[EXCERPTED PASSAGE]
Dear Event Doctor: The beginning of a new year always has us looking ahead into the future. Do you see any big trends emerging in the sports-event industry that organizers should be particularly aware of? —Future Forecast

Dear Future: The expression “the future is now” has never held more significance than it does today. We are in the midst of a “mega-trend” that has seen digital media move from a diversion to an integral part of the live content experience. Digital media platforms ranging from Facebook and Twitter to specialized event apps have played major roles in the planning, promotion and marketing of sports events for a number of years. Event organizers have used texting and other messaging tools to communicate important information about scheduling changes, parking and other issues. Sports-event venues have been playing catch-up by incrementally improving bandwidth capabilities in order to accommodate the fans and journalists who are uploading content to social media in order to share their excitement and opinions with family, friends and readers.

Digital media, then, is no longer the future. It is an integrated part of the overall event experience. How digital media is being used, however, is becoming less prosaic and, frankly, more fun. Event apps no longer simply present information, maps and supplemental content. A rapid “gamification” of digital platforms is adding to the experience both inside and outside of the arena. Many events, venues and apps are delivering virtual reality (VR) viewing opportunities that are stunningly immersive. In early 2017, cutting-edge VR experiences are delivered through goggles or glasses connected to a smartphone. VR has been around for some time, but because of how it is delivered—through phones—it is not yet a mass-entertainment form, nor is it easily shared.

The next exciting step in delivering a fan-appealing VR experience will be AR, or augmented reality, a technology that exploded last summer with the release of the Pokemon Go game. This new platform enables event organizers to insert graphical content into real images on fans’ smartphone cameras—no goggles or other special equipment needed. For fans, the appeal of AR is the ability to tap into a fun, interactive game-like environment that can add tremendous entertainment value to the event experience. For event organizers, AR delivers data on engagement levels and can provide opportunities for push messaging to users who are clearly already receptive. Look for AR to be a key driver of innovation in 2017!

[TASKS FOR THIS EXERCISE]
1. Please copy everything in the sports-event trends column from "Dear Future: The expression" down to "friends and readers.", substituting "wireless" for "bandwidth".
2. Summarize the sports-event trends column in two sentences.
Rely only on the text itself.

(Coordinate annotation records)
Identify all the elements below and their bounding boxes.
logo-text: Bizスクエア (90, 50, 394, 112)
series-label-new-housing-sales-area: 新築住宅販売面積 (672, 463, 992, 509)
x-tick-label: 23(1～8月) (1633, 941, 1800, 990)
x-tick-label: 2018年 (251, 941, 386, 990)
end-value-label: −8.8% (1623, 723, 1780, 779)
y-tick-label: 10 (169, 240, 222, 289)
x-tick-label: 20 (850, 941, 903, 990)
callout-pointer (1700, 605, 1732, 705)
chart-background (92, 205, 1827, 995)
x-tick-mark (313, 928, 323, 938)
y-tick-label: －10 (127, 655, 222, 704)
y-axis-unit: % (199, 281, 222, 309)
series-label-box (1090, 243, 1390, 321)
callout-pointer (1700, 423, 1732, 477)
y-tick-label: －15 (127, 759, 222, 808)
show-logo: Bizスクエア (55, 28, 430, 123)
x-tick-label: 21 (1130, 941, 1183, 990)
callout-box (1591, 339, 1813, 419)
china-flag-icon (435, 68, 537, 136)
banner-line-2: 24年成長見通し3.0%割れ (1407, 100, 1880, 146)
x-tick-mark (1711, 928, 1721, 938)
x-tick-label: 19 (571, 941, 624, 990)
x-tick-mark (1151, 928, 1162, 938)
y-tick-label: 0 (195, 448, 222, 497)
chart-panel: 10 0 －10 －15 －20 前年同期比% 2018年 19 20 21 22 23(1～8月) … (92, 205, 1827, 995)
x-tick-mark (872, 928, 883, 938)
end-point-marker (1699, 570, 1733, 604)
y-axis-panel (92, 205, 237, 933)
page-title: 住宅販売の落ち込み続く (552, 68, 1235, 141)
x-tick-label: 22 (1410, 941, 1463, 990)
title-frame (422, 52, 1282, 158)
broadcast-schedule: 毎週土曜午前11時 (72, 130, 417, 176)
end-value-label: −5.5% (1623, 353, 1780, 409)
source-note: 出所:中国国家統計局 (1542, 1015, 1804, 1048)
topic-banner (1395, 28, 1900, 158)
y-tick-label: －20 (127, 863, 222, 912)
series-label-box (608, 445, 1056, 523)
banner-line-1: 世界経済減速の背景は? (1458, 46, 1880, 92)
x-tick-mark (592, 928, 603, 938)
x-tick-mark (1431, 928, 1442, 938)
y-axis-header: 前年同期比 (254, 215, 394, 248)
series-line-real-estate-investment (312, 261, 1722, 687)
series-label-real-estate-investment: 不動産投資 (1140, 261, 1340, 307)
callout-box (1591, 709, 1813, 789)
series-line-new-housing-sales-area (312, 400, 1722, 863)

[ANSWERS TO THE EXERCISE]
1.
Dear Future: The expression “the future is now” has never held more significance than it does today. We are in the midst of a “mega-trend” that has seen digital media move from a diversion to an integral part of the live content experience. Digital media platforms ranging from Facebook and Twitter to specialized event apps have played major roles in the planning, promotion and marketing of sports events for a number of years. Event organizers have used texting and other messaging tools to communicate important information about scheduling changes, parking and other issues. Sports-event venues have been playing catch-up by incrementally improving wireless capabilities in order to accommodate the fans and journalists who are uploading content to social media in order to share their excitement and opinions with family, friends and readers.

2. Digital media has moved from a diversion to an integral part of the live sports-event experience, and its uses are becoming more game-like, including immersive virtual reality viewing delivered through goggles or glasses connected to a smartphone. The column expects augmented reality, which inserts graphical content into real images on fans' smartphone cameras without special equipment, to be a key driver of innovation in 2017.